SHORT EXERCISE: Transcribe each line of the material as it is, and drop any picture.

ENTRIES:
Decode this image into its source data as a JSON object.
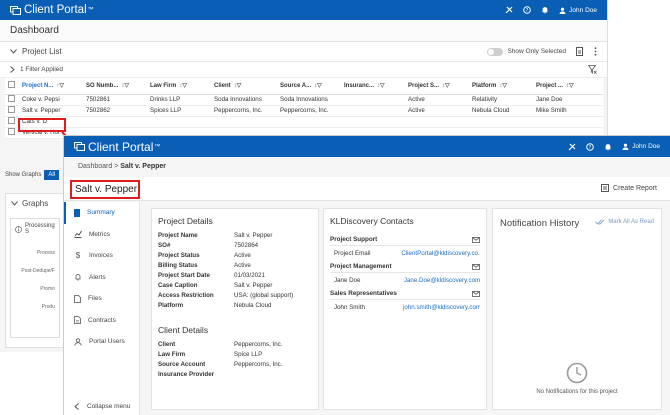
{
  "back": {
    "brand": "Client Portal",
    "user": "John Doe",
    "page_title": "Dashboard",
    "project_list_title": "Project List",
    "show_only_selected": "Show Only Selected",
    "filter_applied": "1 Filter Applied",
    "columns": [
      "Project N...",
      "SO Numb...",
      "Law Firm",
      "Client",
      "Source A...",
      "Insuranc...",
      "Project S...",
      "Platform",
      "Project ..."
    ],
    "rows": [
      [
        "Coke v. Pepsi",
        "7502861",
        "Drinks LLP",
        "Soda Innovations",
        "Soda Innovations",
        "",
        "Active",
        "Relativity",
        "Jane Doe"
      ],
      [
        "Salt v. Pepper",
        "7502862",
        "Spices LLP",
        "Peppercorns, Inc.",
        "Peppercorns, Inc.",
        "",
        "Active",
        "Nebula Cloud",
        "Mike Smith"
      ],
      [
        "Cats v. D",
        "",
        "",
        "",
        "",
        "",
        "",
        "",
        ""
      ],
      [
        "Vertical v. Hor",
        "",
        "",
        "",
        "",
        "",
        "",
        "",
        ""
      ]
    ],
    "show_graphs": "Show Graphs",
    "show_graphs_all": "All",
    "graphs_title": "Graphs",
    "processing_label": "Processing S",
    "graph_row_labels": [
      "Post-Dedupe/F",
      "Promo",
      "Produ"
    ],
    "graph_row_label_first": "Process"
  },
  "front": {
    "brand": "Client Portal",
    "user": "John Doe",
    "breadcrumb_root": "Dashboard",
    "breadcrumb_sep": ">",
    "breadcrumb_current": "Salt v. Pepper",
    "project_title": "Salt v. Pepper",
    "create_report": "Create Report",
    "nav": [
      "Summary",
      "Metrics",
      "Invoices",
      "Alerts",
      "Files",
      "Contracts",
      "Portal Users"
    ],
    "collapse_menu": "Collapse menu",
    "project_details": {
      "title": "Project Details",
      "fields": [
        {
          "k": "Project Name",
          "v": "Salt v. Pepper"
        },
        {
          "k": "SO#",
          "v": "7502864"
        },
        {
          "k": "Project Status",
          "v": "Active"
        },
        {
          "k": "Billing Status",
          "v": "Active"
        },
        {
          "k": "Project Start Date",
          "v": "01/03/2021"
        },
        {
          "k": "Case Caption",
          "v": "Salt v. Pepper"
        },
        {
          "k": "Access Restriction",
          "v": "USA: (global support)"
        },
        {
          "k": "Platform",
          "v": "Nebula Cloud"
        }
      ]
    },
    "client_details": {
      "title": "Client Details",
      "fields": [
        {
          "k": "Client",
          "v": "Peppercorns, Inc."
        },
        {
          "k": "Law Firm",
          "v": "Spice LLP"
        },
        {
          "k": "Source Account",
          "v": "Peppercorns, Inc."
        },
        {
          "k": "Insurance Provider",
          "v": ""
        }
      ]
    },
    "contacts": {
      "title": "KLDiscovery Contacts",
      "sections": [
        {
          "head": "Project Support",
          "name": "Project Email",
          "email": "ClientPortal@kldiscovery.co..."
        },
        {
          "head": "Project Management",
          "name": "Jane Doe",
          "email": "Jane.Doe@kldiscovery.com"
        },
        {
          "head": "Sales Representatives",
          "name": "John Smith",
          "email": "john.smith@kldiscovery.com"
        }
      ]
    },
    "notifications": {
      "title": "Notification History",
      "mark_all": "Mark All As Read",
      "empty": "No Notifications for this project"
    }
  },
  "colors": {
    "brand_blue": "#0a5fb4",
    "highlight_red": "#e01b1b",
    "link_blue": "#1a6fc9"
  }
}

EXERCISE ANSWER:
Decode this image into its source data as a JSON object.
{
  "back": {
    "brand": "Client Portal",
    "user": "John Doe",
    "page_title": "Dashboard",
    "project_list_title": "Project List",
    "show_only_selected": "Show Only Selected",
    "filter_applied": "1 Filter Applied",
    "columns": [
      "Project N...",
      "SO Numb...",
      "Law Firm",
      "Client",
      "Source A...",
      "Insuranc...",
      "Project S...",
      "Platform",
      "Project ..."
    ],
    "rows": [
      [
        "Coke v. Pepsi",
        "7502861",
        "Drinks LLP",
        "Soda Innovations",
        "Soda Innovations",
        "",
        "Active",
        "Relativity",
        "Jane Doe"
      ],
      [
        "Salt v. Pepper",
        "7502862",
        "Spices LLP",
        "Peppercorns, Inc.",
        "Peppercorns, Inc.",
        "",
        "Active",
        "Nebula Cloud",
        "Mike Smith"
      ],
      [
        "Cats v. D",
        "",
        "",
        "",
        "",
        "",
        "",
        "",
        ""
      ],
      [
        "Vertical v. Hor",
        "",
        "",
        "",
        "",
        "",
        "",
        "",
        ""
      ]
    ],
    "show_graphs": "Show Graphs",
    "show_graphs_all": "All",
    "graphs_title": "Graphs",
    "processing_label": "Processing S",
    "graph_row_labels": [
      "Post-Dedupe/F",
      "Promo",
      "Produ"
    ],
    "graph_row_label_first": "Process"
  },
  "front": {
    "brand": "Client Portal",
    "user": "John Doe",
    "breadcrumb_root": "Dashboard",
    "breadcrumb_sep": ">",
    "breadcrumb_current": "Salt v. Pepper",
    "project_title": "Salt v. Pepper",
    "create_report": "Create Report",
    "nav": [
      "Summary",
      "Metrics",
      "Invoices",
      "Alerts",
      "Files",
      "Contracts",
      "Portal Users"
    ],
    "collapse_menu": "Collapse menu",
    "project_details": {
      "title": "Project Details",
      "fields": [
        {
          "k": "Project Name",
          "v": "Salt v. Pepper"
        },
        {
          "k": "SO#",
          "v": "7502864"
        },
        {
          "k": "Project Status",
          "v": "Active"
        },
        {
          "k": "Billing Status",
          "v": "Active"
        },
        {
          "k": "Project Start Date",
          "v": "01/03/2021"
        },
        {
          "k": "Case Caption",
          "v": "Salt v. Pepper"
        },
        {
          "k": "Access Restriction",
          "v": "USA: (global support)"
        },
        {
          "k": "Platform",
          "v": "Nebula Cloud"
        }
      ]
    },
    "client_details": {
      "title": "Client Details",
      "fields": [
        {
          "k": "Client",
          "v": "Peppercorns, Inc."
        },
        {
          "k": "Law Firm",
          "v": "Spice LLP"
        },
        {
          "k": "Source Account",
          "v": "Peppercorns, Inc."
        },
        {
          "k": "Insurance Provider",
          "v": ""
        }
      ]
    },
    "contacts": {
      "title": "KLDiscovery Contacts",
      "sections": [
        {
          "head": "Project Support",
          "name": "Project Email",
          "email": "ClientPortal@kldiscovery.co..."
        },
        {
          "head": "Project Management",
          "name": "Jane Doe",
          "email": "Jane.Doe@kldiscovery.com"
        },
        {
          "head": "Sales Representatives",
          "name": "John Smith",
          "email": "john.smith@kldiscovery.com"
        }
      ]
    },
    "notifications": {
      "title": "Notification History",
      "mark_all": "Mark All As Read",
      "empty": "No Notifications for this project"
    }
  },
  "colors": {
    "brand_blue": "#0a5fb4",
    "highlight_red": "#e01b1b",
    "link_blue": "#1a6fc9"
  }
}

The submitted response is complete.